>> Start Given data

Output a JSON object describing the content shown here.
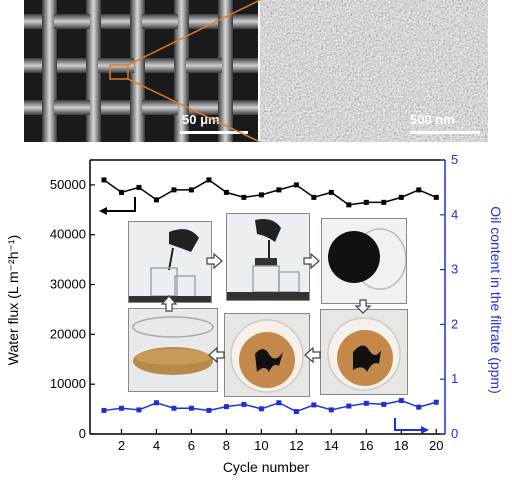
{
  "images": {
    "sem_left_scale": "50 μm",
    "sem_right_scale": "500 nm",
    "callout_color": "#e07b2a"
  },
  "chart_data": {
    "type": "line",
    "x": [
      1,
      2,
      3,
      4,
      5,
      6,
      7,
      8,
      9,
      10,
      11,
      12,
      13,
      14,
      15,
      16,
      17,
      18,
      19,
      20
    ],
    "xlabel": "Cycle number",
    "xlim": [
      0.2,
      20.5
    ],
    "xticks": [
      2,
      4,
      6,
      8,
      10,
      12,
      14,
      16,
      18,
      20
    ],
    "series": [
      {
        "axis": "left",
        "color": "#000000",
        "marker": "square",
        "values": [
          51000,
          48500,
          49500,
          47000,
          49000,
          49000,
          51000,
          48500,
          47500,
          48000,
          49000,
          50000,
          47500,
          48500,
          46000,
          46500,
          46500,
          47500,
          49000,
          47500
        ]
      },
      {
        "axis": "right",
        "color": "#1f2fd6",
        "marker": "square",
        "values": [
          0.43,
          0.47,
          0.44,
          0.57,
          0.47,
          0.47,
          0.43,
          0.5,
          0.54,
          0.46,
          0.57,
          0.41,
          0.53,
          0.44,
          0.51,
          0.56,
          0.54,
          0.61,
          0.49,
          0.58
        ]
      }
    ],
    "ylabel_left": "Water flux (L m⁻²h⁻¹)",
    "ylim_left": [
      0,
      55000
    ],
    "yticks_left": [
      0,
      10000,
      20000,
      30000,
      40000,
      50000
    ],
    "ylabel_right": "Oil content in the filtrate (ppm)",
    "ylim_right": [
      0,
      5
    ],
    "yticks_right": [
      0,
      1,
      2,
      3,
      4,
      5
    ]
  }
}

>> End Given data

» Written task
Excluding the pictures, reproduce every entry exactly as given.

» Task response
Output a JSON object describing the content shown here.
{
  "images": {
    "sem_left_scale": "50 μm",
    "sem_right_scale": "500 nm",
    "callout_color": "#e07b2a"
  },
  "chart_data": {
    "type": "line",
    "x": [
      1,
      2,
      3,
      4,
      5,
      6,
      7,
      8,
      9,
      10,
      11,
      12,
      13,
      14,
      15,
      16,
      17,
      18,
      19,
      20
    ],
    "xlabel": "Cycle number",
    "xlim": [
      0.2,
      20.5
    ],
    "xticks": [
      2,
      4,
      6,
      8,
      10,
      12,
      14,
      16,
      18,
      20
    ],
    "series": [
      {
        "axis": "left",
        "color": "#000000",
        "marker": "square",
        "values": [
          51000,
          48500,
          49500,
          47000,
          49000,
          49000,
          51000,
          48500,
          47500,
          48000,
          49000,
          50000,
          47500,
          48500,
          46000,
          46500,
          46500,
          47500,
          49000,
          47500
        ]
      },
      {
        "axis": "right",
        "color": "#1f2fd6",
        "marker": "square",
        "values": [
          0.43,
          0.47,
          0.44,
          0.57,
          0.47,
          0.47,
          0.43,
          0.5,
          0.54,
          0.46,
          0.57,
          0.41,
          0.53,
          0.44,
          0.51,
          0.56,
          0.54,
          0.61,
          0.49,
          0.58
        ]
      }
    ],
    "ylabel_left": "Water flux (L m⁻²h⁻¹)",
    "ylim_left": [
      0,
      55000
    ],
    "yticks_left": [
      0,
      10000,
      20000,
      30000,
      40000,
      50000
    ],
    "ylabel_right": "Oil content in the filtrate (ppm)",
    "ylim_right": [
      0,
      5
    ],
    "yticks_right": [
      0,
      1,
      2,
      3,
      4,
      5
    ]
  }
}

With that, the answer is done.